PROBLEM TO WORK ON> Each line of the material below that holds the word "text" needs to be copied.

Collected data
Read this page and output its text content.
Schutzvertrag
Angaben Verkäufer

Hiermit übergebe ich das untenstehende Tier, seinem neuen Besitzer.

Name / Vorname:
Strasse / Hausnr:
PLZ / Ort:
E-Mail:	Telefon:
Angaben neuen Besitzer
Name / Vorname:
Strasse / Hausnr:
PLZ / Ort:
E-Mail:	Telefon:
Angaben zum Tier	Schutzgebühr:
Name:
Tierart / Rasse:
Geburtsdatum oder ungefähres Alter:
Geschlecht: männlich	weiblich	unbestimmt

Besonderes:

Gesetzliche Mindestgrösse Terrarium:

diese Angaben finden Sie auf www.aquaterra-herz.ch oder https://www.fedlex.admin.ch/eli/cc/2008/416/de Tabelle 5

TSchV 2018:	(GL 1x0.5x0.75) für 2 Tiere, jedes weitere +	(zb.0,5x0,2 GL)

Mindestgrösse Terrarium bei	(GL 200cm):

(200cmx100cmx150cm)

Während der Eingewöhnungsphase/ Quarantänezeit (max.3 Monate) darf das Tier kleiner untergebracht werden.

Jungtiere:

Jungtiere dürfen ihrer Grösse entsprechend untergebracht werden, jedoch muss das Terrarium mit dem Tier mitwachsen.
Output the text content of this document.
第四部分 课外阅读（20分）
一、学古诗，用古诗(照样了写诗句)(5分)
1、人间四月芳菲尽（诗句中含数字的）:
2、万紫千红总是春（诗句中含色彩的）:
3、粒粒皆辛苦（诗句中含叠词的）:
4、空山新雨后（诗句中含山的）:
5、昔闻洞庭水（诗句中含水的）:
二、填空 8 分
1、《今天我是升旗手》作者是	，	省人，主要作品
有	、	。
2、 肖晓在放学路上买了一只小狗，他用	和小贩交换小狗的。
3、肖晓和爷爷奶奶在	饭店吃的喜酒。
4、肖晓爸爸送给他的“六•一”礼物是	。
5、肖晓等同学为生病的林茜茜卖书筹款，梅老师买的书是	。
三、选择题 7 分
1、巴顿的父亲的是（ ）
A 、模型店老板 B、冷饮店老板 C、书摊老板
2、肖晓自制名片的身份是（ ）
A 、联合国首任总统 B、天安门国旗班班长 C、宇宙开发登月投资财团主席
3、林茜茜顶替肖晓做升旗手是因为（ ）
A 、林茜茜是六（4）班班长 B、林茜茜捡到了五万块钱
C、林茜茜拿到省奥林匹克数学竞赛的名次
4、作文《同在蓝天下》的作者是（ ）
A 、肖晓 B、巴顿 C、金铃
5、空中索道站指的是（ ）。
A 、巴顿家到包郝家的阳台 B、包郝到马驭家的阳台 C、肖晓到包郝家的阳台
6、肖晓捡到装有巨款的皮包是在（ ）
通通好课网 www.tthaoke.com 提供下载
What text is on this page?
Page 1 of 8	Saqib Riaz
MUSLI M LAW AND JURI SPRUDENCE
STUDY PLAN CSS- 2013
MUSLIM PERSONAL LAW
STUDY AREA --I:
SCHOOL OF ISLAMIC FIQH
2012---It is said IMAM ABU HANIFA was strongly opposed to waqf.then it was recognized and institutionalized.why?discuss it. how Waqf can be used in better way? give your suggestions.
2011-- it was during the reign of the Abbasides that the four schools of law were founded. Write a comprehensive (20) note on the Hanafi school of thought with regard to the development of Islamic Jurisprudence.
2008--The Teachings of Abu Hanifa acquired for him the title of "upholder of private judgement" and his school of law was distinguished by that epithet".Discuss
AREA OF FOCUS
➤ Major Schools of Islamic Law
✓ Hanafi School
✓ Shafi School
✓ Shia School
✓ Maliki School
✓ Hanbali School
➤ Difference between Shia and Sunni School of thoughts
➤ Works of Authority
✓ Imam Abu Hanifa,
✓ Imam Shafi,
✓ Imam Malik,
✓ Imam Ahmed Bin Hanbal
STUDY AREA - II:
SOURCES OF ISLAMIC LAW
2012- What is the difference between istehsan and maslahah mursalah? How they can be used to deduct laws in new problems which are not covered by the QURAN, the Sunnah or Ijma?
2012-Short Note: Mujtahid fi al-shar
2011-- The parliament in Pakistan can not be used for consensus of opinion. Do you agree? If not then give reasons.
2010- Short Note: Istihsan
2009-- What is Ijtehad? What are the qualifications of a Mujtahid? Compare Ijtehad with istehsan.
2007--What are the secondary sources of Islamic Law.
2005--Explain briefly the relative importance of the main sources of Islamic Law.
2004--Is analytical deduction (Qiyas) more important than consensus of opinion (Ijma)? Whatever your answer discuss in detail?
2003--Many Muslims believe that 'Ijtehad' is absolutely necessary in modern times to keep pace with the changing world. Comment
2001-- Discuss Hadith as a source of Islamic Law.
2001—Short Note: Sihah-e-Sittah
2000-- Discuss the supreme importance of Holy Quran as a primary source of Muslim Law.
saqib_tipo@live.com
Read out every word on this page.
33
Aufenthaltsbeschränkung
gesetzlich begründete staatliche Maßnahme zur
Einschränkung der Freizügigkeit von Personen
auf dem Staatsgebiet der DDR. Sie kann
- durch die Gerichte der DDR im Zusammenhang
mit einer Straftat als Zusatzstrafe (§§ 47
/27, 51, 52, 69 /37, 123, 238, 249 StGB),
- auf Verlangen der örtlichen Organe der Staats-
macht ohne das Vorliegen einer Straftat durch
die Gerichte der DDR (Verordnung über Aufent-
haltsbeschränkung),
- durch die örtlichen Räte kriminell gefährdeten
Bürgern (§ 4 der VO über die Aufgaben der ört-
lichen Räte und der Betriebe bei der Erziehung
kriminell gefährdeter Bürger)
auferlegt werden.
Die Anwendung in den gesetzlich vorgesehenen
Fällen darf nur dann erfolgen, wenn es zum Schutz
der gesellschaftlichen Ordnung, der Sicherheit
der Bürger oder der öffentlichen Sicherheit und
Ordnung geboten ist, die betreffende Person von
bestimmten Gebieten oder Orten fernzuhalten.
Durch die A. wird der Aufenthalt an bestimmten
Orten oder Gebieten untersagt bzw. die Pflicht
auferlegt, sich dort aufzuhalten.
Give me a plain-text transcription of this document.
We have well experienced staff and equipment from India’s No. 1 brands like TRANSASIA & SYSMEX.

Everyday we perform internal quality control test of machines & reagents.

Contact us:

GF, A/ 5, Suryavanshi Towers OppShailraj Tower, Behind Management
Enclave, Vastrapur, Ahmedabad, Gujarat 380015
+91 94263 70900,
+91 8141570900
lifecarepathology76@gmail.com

RESPONSE TO THIS TASK>
Read this page and output its text content.
Output the text content of this document.
What text is on this page?
Give me a plain-text transcription of this document.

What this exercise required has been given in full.